◆ TASK DIRECTIONS
Pull every line holding the word "York" from the data below and copy it.

*** RECORD EXCERPTS Section Begins ***

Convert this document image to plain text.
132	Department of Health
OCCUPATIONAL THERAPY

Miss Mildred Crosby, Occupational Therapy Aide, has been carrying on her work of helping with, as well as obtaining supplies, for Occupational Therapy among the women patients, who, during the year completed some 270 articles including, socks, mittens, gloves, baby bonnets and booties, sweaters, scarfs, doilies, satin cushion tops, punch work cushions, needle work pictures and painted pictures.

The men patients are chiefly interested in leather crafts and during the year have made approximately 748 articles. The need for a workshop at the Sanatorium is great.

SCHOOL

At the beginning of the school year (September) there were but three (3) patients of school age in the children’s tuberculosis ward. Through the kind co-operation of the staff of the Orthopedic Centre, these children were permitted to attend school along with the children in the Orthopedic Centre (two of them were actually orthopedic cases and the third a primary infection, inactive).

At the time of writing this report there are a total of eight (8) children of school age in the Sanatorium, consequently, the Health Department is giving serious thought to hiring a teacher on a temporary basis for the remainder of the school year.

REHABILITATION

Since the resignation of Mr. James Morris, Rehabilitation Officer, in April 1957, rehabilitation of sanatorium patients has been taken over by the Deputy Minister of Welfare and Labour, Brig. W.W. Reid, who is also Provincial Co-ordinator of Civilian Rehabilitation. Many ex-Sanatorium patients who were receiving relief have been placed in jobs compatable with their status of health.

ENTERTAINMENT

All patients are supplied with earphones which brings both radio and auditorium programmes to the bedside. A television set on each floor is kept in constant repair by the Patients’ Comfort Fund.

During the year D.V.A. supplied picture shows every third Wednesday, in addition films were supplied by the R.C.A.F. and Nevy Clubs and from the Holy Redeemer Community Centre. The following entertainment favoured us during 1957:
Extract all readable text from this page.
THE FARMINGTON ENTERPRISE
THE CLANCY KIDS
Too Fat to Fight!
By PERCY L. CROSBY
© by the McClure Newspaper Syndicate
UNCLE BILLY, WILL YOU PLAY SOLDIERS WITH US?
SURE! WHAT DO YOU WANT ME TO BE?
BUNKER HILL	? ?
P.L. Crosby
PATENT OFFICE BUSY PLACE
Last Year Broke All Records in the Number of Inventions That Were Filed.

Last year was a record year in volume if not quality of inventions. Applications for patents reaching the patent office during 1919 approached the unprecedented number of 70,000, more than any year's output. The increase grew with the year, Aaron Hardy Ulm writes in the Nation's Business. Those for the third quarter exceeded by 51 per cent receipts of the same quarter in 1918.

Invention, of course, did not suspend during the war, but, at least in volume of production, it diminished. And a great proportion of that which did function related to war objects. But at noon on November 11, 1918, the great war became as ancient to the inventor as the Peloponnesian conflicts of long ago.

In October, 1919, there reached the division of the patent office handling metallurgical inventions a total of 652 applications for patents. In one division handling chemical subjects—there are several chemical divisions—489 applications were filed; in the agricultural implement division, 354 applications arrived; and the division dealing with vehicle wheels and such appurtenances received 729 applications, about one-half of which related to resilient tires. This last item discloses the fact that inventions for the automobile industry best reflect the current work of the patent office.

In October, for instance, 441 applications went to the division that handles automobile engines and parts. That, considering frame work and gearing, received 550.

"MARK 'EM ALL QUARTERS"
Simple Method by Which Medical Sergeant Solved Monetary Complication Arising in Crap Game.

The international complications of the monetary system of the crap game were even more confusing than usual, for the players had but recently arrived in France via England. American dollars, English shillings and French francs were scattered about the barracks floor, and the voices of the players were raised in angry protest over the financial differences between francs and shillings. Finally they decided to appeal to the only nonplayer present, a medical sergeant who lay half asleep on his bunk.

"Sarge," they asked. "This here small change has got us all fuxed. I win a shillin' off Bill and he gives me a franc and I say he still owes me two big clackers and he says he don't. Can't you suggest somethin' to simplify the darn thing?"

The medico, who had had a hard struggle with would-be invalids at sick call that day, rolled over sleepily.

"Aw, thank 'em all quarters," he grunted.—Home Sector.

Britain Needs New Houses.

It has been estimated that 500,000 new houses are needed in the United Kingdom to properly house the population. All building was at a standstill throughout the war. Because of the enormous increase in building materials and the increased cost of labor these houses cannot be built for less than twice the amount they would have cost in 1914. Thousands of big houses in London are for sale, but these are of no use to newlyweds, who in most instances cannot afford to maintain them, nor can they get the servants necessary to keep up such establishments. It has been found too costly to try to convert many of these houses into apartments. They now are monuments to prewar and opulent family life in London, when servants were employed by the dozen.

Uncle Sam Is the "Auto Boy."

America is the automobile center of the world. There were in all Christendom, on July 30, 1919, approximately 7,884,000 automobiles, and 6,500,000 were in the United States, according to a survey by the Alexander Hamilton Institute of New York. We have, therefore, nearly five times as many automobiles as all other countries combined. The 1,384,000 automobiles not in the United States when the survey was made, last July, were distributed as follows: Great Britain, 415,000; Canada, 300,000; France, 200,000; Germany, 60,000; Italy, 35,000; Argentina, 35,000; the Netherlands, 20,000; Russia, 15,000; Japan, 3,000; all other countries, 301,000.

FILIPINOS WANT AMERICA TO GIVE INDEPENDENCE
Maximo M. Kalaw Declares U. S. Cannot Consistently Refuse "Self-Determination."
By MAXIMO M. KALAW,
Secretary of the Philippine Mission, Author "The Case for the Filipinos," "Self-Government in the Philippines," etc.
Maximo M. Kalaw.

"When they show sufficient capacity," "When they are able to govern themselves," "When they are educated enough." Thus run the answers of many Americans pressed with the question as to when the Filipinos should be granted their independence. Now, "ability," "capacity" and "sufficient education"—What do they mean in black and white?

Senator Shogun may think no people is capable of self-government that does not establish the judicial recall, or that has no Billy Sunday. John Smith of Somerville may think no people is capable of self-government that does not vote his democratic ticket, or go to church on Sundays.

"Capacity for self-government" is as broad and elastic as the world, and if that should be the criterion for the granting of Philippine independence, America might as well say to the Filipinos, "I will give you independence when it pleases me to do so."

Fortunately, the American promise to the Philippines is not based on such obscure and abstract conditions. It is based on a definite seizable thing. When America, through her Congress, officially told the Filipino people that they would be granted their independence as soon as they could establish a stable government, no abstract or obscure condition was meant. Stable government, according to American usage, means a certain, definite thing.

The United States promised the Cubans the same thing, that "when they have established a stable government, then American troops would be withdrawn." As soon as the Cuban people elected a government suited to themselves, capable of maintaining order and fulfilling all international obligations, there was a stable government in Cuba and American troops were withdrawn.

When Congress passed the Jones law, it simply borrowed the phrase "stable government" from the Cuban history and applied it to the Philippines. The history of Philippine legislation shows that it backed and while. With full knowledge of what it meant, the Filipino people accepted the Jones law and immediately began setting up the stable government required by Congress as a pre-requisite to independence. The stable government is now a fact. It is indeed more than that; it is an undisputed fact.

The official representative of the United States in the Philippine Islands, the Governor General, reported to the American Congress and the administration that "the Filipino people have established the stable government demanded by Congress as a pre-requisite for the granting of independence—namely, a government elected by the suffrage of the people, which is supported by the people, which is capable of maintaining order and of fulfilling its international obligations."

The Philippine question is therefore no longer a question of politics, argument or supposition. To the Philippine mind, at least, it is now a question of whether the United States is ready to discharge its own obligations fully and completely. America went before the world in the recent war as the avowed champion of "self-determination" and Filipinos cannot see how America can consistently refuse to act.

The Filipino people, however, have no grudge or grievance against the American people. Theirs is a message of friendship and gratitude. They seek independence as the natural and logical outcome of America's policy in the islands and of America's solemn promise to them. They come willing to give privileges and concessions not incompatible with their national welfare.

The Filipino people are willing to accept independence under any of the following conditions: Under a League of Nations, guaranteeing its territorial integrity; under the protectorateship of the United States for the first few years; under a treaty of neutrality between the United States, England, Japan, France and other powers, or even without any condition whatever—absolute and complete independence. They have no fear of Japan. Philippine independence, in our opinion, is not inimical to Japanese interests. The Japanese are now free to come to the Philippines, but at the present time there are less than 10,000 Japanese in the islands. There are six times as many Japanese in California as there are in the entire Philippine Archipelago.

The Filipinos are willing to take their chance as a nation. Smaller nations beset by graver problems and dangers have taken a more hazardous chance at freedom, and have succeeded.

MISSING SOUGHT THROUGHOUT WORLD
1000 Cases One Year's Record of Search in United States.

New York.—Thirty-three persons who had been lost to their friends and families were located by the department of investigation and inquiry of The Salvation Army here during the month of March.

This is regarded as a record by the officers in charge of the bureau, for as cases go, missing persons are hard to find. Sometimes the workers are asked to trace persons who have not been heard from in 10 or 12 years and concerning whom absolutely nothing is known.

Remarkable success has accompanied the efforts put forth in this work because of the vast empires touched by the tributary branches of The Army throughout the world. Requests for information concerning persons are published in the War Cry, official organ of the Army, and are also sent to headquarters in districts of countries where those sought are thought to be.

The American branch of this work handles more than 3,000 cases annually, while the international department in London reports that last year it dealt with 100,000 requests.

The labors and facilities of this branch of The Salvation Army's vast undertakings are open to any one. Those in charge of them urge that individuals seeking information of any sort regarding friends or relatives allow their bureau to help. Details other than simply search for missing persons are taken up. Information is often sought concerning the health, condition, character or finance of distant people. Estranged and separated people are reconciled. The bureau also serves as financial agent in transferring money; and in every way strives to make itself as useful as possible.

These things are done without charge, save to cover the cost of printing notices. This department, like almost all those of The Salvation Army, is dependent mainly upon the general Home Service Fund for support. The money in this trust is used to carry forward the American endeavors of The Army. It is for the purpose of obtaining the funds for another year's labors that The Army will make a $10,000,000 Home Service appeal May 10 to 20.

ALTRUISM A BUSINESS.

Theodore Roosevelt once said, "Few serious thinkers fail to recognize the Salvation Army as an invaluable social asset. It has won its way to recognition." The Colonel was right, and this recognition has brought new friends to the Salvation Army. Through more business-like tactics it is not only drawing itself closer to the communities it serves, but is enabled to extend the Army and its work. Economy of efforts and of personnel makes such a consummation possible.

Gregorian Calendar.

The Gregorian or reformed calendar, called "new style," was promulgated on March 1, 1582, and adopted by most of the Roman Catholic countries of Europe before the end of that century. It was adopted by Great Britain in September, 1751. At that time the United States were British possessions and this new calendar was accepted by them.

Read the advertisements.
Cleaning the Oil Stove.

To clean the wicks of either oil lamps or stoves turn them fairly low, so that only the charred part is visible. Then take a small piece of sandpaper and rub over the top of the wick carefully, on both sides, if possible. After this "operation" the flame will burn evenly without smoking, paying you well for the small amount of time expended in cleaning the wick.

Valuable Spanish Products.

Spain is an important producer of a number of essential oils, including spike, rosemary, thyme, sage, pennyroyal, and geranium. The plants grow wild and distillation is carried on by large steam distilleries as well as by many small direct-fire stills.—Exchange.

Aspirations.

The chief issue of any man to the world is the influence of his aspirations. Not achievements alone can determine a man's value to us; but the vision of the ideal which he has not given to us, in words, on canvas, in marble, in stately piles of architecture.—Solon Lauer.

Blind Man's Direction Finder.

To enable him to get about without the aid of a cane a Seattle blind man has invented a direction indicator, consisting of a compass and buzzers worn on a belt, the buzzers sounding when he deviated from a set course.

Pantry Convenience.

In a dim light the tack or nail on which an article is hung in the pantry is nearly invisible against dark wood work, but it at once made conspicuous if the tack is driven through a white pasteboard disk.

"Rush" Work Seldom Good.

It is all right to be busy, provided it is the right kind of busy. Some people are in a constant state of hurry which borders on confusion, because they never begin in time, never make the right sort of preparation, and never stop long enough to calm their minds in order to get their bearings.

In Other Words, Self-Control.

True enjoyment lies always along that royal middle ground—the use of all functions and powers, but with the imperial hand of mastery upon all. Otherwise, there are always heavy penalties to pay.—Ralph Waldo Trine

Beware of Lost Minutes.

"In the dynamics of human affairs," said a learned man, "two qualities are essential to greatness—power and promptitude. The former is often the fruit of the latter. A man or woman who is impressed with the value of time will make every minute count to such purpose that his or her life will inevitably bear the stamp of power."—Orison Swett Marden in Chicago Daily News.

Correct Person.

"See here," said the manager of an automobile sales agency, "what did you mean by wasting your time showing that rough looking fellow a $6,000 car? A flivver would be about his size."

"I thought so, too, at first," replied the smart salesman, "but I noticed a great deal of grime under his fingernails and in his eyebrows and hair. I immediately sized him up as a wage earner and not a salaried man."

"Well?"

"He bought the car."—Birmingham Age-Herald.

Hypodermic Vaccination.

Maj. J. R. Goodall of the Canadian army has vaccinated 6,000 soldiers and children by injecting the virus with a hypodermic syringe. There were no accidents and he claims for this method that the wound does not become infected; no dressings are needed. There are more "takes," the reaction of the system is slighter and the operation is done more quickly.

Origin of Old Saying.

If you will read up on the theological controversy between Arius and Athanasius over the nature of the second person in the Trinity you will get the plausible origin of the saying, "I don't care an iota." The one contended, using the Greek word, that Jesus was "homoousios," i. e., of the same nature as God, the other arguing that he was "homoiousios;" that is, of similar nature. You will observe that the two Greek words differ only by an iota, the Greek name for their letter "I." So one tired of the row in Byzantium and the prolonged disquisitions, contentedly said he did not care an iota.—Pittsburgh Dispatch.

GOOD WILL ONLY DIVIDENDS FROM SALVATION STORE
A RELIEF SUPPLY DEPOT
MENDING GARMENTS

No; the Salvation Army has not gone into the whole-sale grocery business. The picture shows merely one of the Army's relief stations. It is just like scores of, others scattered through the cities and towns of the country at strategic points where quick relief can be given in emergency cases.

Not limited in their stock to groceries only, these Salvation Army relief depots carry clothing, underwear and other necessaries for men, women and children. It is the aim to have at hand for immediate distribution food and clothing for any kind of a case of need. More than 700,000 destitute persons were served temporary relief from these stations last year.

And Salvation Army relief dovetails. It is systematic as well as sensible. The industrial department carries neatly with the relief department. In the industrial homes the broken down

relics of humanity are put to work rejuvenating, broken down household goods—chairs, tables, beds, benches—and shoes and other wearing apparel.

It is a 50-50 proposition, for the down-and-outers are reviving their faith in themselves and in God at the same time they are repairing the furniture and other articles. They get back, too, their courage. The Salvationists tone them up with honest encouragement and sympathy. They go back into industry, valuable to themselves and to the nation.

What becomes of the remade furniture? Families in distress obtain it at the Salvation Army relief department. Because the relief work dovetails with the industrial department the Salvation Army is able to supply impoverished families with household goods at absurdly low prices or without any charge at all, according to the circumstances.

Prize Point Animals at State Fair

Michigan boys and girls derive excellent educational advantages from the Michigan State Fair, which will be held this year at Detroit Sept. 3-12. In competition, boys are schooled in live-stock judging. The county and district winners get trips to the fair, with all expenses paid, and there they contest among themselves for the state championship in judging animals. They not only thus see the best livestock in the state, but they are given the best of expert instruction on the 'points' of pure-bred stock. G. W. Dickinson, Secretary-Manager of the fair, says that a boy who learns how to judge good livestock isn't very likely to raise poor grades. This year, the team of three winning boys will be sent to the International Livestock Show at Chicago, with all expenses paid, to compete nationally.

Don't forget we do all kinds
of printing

*** RECORD EXCERPTS Section Ends ***

◆ ANSWER TO THE EXERCISE
America is the automobile center of the world. There were in all Christendom, on July 30, 1919, approximately 7,884,000 automobiles, and 6,500,000 were in the United States, according to a survey by the Alexander Hamilton Institute of New York. We have, therefore, nearly five times as many automobiles as all other countries combined. The 1,384,000 automobiles not in the United States when the survey was made, last July, were distributed as follows: Great Britain, 415,000; Canada, 300,000; France, 200,000; Germany, 60,000; Italy, 35,000; Argentina, 35,000; the Netherlands, 20,000; Russia, 15,000; Japan, 3,000; all other countries, 301,000.
New York.—Thirty-three persons who had been lost to their friends and families were located by the department of investigation and inquiry of The Salvation Army here during the month of March.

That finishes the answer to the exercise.